[START OF SUPPLIED INFORMATION]

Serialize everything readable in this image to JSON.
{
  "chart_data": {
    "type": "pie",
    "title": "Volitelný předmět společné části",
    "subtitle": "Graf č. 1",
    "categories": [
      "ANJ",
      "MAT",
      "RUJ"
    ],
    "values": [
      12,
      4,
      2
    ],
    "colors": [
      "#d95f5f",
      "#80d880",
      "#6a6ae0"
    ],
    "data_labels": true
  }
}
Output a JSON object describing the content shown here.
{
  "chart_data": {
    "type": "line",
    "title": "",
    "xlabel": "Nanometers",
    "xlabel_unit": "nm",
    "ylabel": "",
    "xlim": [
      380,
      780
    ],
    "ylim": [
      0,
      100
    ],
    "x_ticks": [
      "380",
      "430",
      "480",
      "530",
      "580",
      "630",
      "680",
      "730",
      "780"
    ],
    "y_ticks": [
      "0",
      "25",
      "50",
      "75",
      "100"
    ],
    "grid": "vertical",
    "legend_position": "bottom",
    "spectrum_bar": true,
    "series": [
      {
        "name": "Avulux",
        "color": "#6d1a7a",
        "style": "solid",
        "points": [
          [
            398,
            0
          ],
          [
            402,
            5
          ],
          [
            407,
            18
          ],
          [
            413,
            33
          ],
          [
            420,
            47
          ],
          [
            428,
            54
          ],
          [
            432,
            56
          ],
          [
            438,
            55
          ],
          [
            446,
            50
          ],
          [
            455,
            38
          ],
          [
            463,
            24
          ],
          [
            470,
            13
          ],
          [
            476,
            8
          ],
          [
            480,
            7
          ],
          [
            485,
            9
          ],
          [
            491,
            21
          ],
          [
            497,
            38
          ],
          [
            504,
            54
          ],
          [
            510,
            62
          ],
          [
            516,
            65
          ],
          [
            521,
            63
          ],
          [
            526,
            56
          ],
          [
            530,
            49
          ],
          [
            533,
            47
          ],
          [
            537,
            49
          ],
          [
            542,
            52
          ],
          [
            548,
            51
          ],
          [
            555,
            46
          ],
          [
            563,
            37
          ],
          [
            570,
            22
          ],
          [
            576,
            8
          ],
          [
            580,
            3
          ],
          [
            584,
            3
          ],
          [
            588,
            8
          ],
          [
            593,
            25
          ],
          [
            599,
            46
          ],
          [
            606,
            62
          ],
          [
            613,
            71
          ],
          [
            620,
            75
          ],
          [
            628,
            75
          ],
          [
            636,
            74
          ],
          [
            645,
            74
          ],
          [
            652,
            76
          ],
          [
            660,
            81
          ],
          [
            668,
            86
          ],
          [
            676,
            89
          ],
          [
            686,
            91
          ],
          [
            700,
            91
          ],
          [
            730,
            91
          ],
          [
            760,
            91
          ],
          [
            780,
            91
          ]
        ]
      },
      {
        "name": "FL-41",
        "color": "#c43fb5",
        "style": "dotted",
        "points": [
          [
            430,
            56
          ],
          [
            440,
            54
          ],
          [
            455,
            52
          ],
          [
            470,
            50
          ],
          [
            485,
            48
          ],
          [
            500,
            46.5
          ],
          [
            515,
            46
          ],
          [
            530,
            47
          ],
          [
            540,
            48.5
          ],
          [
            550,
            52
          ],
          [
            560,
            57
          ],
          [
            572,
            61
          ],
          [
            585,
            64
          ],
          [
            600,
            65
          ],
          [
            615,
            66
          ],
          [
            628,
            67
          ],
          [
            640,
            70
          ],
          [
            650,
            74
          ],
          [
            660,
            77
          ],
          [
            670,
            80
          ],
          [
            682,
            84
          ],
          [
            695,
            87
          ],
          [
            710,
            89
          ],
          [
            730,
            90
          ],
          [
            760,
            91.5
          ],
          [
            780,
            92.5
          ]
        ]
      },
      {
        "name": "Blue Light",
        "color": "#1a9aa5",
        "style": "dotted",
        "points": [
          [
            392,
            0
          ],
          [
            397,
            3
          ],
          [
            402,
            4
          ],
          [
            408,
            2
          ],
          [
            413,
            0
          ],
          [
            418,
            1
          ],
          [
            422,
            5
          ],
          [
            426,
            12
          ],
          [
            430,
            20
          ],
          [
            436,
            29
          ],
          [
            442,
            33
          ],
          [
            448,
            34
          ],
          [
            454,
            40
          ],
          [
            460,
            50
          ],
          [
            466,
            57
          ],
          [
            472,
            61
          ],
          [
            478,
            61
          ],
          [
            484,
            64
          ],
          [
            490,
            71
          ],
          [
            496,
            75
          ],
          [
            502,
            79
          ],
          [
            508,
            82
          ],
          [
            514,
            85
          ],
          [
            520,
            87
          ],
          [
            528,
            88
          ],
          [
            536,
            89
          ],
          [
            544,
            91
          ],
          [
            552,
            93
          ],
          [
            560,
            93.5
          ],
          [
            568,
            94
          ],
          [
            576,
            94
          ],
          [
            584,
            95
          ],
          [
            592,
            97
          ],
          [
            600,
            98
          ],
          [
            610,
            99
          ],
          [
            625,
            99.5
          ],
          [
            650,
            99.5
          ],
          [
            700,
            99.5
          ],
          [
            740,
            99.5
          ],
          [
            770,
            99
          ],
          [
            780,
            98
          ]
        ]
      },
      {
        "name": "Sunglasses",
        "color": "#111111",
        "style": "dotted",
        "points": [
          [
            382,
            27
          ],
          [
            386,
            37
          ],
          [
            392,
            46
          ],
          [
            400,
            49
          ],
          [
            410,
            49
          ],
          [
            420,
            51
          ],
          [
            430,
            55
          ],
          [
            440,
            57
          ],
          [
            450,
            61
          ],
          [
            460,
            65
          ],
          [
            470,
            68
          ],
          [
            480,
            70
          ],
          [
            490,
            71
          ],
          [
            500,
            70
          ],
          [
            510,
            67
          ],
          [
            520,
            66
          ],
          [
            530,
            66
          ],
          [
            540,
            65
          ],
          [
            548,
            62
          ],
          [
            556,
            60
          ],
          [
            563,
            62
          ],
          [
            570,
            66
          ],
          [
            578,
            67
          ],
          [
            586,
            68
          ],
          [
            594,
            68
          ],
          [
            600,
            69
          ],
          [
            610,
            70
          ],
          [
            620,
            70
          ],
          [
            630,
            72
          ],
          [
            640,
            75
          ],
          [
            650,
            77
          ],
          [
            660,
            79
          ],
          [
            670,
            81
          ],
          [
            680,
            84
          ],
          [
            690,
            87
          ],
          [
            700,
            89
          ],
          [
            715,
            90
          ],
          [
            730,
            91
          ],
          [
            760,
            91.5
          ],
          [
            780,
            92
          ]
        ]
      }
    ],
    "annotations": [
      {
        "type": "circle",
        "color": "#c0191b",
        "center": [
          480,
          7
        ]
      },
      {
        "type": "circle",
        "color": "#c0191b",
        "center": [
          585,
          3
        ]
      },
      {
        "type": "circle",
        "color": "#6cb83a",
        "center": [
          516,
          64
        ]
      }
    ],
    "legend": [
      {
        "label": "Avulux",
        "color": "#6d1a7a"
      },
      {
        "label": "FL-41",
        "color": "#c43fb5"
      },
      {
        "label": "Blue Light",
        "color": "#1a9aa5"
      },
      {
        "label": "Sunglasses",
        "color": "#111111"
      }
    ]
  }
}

[END OF SUPPLIED INFORMATION]

** CHALLENGE **
Write out the data exactly as it stands.

** OUTPUT OF THE EXERCISE **
Serialize everything readable in this image to JSON.
{
  "chart_data": {
    "type": "pie",
    "title": "Volitelný předmět společné části",
    "subtitle": "Graf č. 1",
    "categories": [
      "ANJ",
      "MAT",
      "RUJ"
    ],
    "values": [
      12,
      4,
      2
    ],
    "colors": [
      "#d95f5f",
      "#80d880",
      "#6a6ae0"
    ],
    "data_labels": true
  }
}
Output a JSON object describing the content shown here.
{
  "chart_data": {
    "type": "line",
    "title": "",
    "xlabel": "Nanometers",
    "xlabel_unit": "nm",
    "ylabel": "",
    "xlim": [
      380,
      780
    ],
    "ylim": [
      0,
      100
    ],
    "x_ticks": [
      "380",
      "430",
      "480",
      "530",
      "580",
      "630",
      "680",
      "730",
      "780"
    ],
    "y_ticks": [
      "0",
      "25",
      "50",
      "75",
      "100"
    ],
    "grid": "vertical",
    "legend_position": "bottom",
    "spectrum_bar": true,
    "series": [
      {
        "name": "Avulux",
        "color": "#6d1a7a",
        "style": "solid",
        "points": [
          [
            398,
            0
          ],
          [
            402,
            5
          ],
          [
            407,
            18
          ],
          [
            413,
            33
          ],
          [
            420,
            47
          ],
          [
            428,
            54
          ],
          [
            432,
            56
          ],
          [
            438,
            55
          ],
          [
            446,
            50
          ],
          [
            455,
            38
          ],
          [
            463,
            24
          ],
          [
            470,
            13
          ],
          [
            476,
            8
          ],
          [
            480,
            7
          ],
          [
            485,
            9
          ],
          [
            491,
            21
          ],
          [
            497,
            38
          ],
          [
            504,
            54
          ],
          [
            510,
            62
          ],
          [
            516,
            65
          ],
          [
            521,
            63
          ],
          [
            526,
            56
          ],
          [
            530,
            49
          ],
          [
            533,
            47
          ],
          [
            537,
            49
          ],
          [
            542,
            52
          ],
          [
            548,
            51
          ],
          [
            555,
            46
          ],
          [
            563,
            37
          ],
          [
            570,
            22
          ],
          [
            576,
            8
          ],
          [
            580,
            3
          ],
          [
            584,
            3
          ],
          [
            588,
            8
          ],
          [
            593,
            25
          ],
          [
            599,
            46
          ],
          [
            606,
            62
          ],
          [
            613,
            71
          ],
          [
            620,
            75
          ],
          [
            628,
            75
          ],
          [
            636,
            74
          ],
          [
            645,
            74
          ],
          [
            652,
            76
          ],
          [
            660,
            81
          ],
          [
            668,
            86
          ],
          [
            676,
            89
          ],
          [
            686,
            91
          ],
          [
            700,
            91
          ],
          [
            730,
            91
          ],
          [
            760,
            91
          ],
          [
            780,
            91
          ]
        ]
      },
      {
        "name": "FL-41",
        "color": "#c43fb5",
        "style": "dotted",
        "points": [
          [
            430,
            56
          ],
          [
            440,
            54
          ],
          [
            455,
            52
          ],
          [
            470,
            50
          ],
          [
            485,
            48
          ],
          [
            500,
            46.5
          ],
          [
            515,
            46
          ],
          [
            530,
            47
          ],
          [
            540,
            48.5
          ],
          [
            550,
            52
          ],
          [
            560,
            57
          ],
          [
            572,
            61
          ],
          [
            585,
            64
          ],
          [
            600,
            65
          ],
          [
            615,
            66
          ],
          [
            628,
            67
          ],
          [
            640,
            70
          ],
          [
            650,
            74
          ],
          [
            660,
            77
          ],
          [
            670,
            80
          ],
          [
            682,
            84
          ],
          [
            695,
            87
          ],
          [
            710,
            89
          ],
          [
            730,
            90
          ],
          [
            760,
            91.5
          ],
          [
            780,
            92.5
          ]
        ]
      },
      {
        "name": "Blue Light",
        "color": "#1a9aa5",
        "style": "dotted",
        "points": [
          [
            392,
            0
          ],
          [
            397,
            3
          ],
          [
            402,
            4
          ],
          [
            408,
            2
          ],
          [
            413,
            0
          ],
          [
            418,
            1
          ],
          [
            422,
            5
          ],
          [
            426,
            12
          ],
          [
            430,
            20
          ],
          [
            436,
            29
          ],
          [
            442,
            33
          ],
          [
            448,
            34
          ],
          [
            454,
            40
          ],
          [
            460,
            50
          ],
          [
            466,
            57
          ],
          [
            472,
            61
          ],
          [
            478,
            61
          ],
          [
            484,
            64
          ],
          [
            490,
            71
          ],
          [
            496,
            75
          ],
          [
            502,
            79
          ],
          [
            508,
            82
          ],
          [
            514,
            85
          ],
          [
            520,
            87
          ],
          [
            528,
            88
          ],
          [
            536,
            89
          ],
          [
            544,
            91
          ],
          [
            552,
            93
          ],
          [
            560,
            93.5
          ],
          [
            568,
            94
          ],
          [
            576,
            94
          ],
          [
            584,
            95
          ],
          [
            592,
            97
          ],
          [
            600,
            98
          ],
          [
            610,
            99
          ],
          [
            625,
            99.5
          ],
          [
            650,
            99.5
          ],
          [
            700,
            99.5
          ],
          [
            740,
            99.5
          ],
          [
            770,
            99
          ],
          [
            780,
            98
          ]
        ]
      },
      {
        "name": "Sunglasses",
        "color": "#111111",
        "style": "dotted",
        "points": [
          [
            382,
            27
          ],
          [
            386,
            37
          ],
          [
            392,
            46
          ],
          [
            400,
            49
          ],
          [
            410,
            49
          ],
          [
            420,
            51
          ],
          [
            430,
            55
          ],
          [
            440,
            57
          ],
          [
            450,
            61
          ],
          [
            460,
            65
          ],
          [
            470,
            68
          ],
          [
            480,
            70
          ],
          [
            490,
            71
          ],
          [
            500,
            70
          ],
          [
            510,
            67
          ],
          [
            520,
            66
          ],
          [
            530,
            66
          ],
          [
            540,
            65
          ],
          [
            548,
            62
          ],
          [
            556,
            60
          ],
          [
            563,
            62
          ],
          [
            570,
            66
          ],
          [
            578,
            67
          ],
          [
            586,
            68
          ],
          [
            594,
            68
          ],
          [
            600,
            69
          ],
          [
            610,
            70
          ],
          [
            620,
            70
          ],
          [
            630,
            72
          ],
          [
            640,
            75
          ],
          [
            650,
            77
          ],
          [
            660,
            79
          ],
          [
            670,
            81
          ],
          [
            680,
            84
          ],
          [
            690,
            87
          ],
          [
            700,
            89
          ],
          [
            715,
            90
          ],
          [
            730,
            91
          ],
          [
            760,
            91.5
          ],
          [
            780,
            92
          ]
        ]
      }
    ],
    "annotations": [
      {
        "type": "circle",
        "color": "#c0191b",
        "center": [
          480,
          7
        ]
      },
      {
        "type": "circle",
        "color": "#c0191b",
        "center": [
          585,
          3
        ]
      },
      {
        "type": "circle",
        "color": "#6cb83a",
        "center": [
          516,
          64
        ]
      }
    ],
    "legend": [
      {
        "label": "Avulux",
        "color": "#6d1a7a"
      },
      {
        "label": "FL-41",
        "color": "#c43fb5"
      },
      {
        "label": "Blue Light",
        "color": "#1a9aa5"
      },
      {
        "label": "Sunglasses",
        "color": "#111111"
      }
    ]
  }
}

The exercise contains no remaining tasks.